#### Problem requirements
Quote the entries that follow exactly, leaving none out.

* BEGIN Entries shown *

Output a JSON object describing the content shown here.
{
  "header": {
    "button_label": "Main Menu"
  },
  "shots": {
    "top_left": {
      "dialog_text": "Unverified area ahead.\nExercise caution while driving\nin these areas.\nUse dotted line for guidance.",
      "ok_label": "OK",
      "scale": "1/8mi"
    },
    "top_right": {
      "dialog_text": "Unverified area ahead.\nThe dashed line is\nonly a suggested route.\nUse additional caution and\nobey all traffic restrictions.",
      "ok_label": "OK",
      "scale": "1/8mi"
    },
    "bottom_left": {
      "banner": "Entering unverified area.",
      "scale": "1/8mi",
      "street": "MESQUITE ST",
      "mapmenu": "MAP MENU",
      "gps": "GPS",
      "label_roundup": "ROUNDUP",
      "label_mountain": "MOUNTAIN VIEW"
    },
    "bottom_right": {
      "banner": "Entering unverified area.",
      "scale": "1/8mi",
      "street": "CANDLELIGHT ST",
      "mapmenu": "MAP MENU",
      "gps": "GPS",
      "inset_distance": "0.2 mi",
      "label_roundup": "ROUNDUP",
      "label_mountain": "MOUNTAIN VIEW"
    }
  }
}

* END Entries shown *

#### Answer to this task
Output a JSON object describing the content shown here.
{
  "header": {
    "button_label": "Main Menu"
  },
  "shots": {
    "top_left": {
      "dialog_text": "Unverified area ahead.\nExercise caution while driving\nin these areas.\nUse dotted line for guidance.",
      "ok_label": "OK",
      "scale": "1/8mi"
    },
    "top_right": {
      "dialog_text": "Unverified area ahead.\nThe dashed line is\nonly a suggested route.\nUse additional caution and\nobey all traffic restrictions.",
      "ok_label": "OK",
      "scale": "1/8mi"
    },
    "bottom_left": {
      "banner": "Entering unverified area.",
      "scale": "1/8mi",
      "street": "MESQUITE ST",
      "mapmenu": "MAP MENU",
      "gps": "GPS",
      "label_roundup": "ROUNDUP",
      "label_mountain": "MOUNTAIN VIEW"
    },
    "bottom_right": {
      "banner": "Entering unverified area.",
      "scale": "1/8mi",
      "street": "CANDLELIGHT ST",
      "mapmenu": "MAP MENU",
      "gps": "GPS",
      "inset_distance": "0.2 mi",
      "label_roundup": "ROUNDUP",
      "label_mountain": "MOUNTAIN VIEW"
    }
  }
}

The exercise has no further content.